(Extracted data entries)
▽
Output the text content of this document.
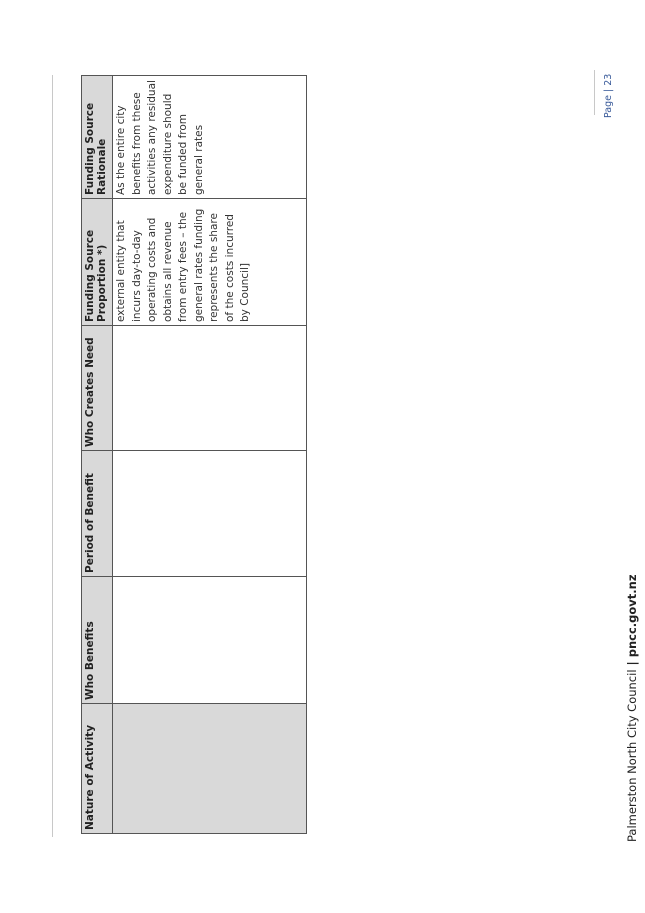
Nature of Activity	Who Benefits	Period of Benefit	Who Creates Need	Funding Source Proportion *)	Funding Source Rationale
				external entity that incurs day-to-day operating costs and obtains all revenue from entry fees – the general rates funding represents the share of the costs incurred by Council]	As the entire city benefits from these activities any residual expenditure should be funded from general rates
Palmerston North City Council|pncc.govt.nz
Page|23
△
Goal = Filter the entries down to the lines containing "Council". Copy each of those lines.

Task answer =
				external entity that incurs day-to-day operating costs and obtains all revenue from entry fees – the general rates funding represents the share of the costs incurred by Council]	As the entire city benefits from these activities any residual expenditure should be funded from general rates
Palmerston North City Council|pncc.govt.nz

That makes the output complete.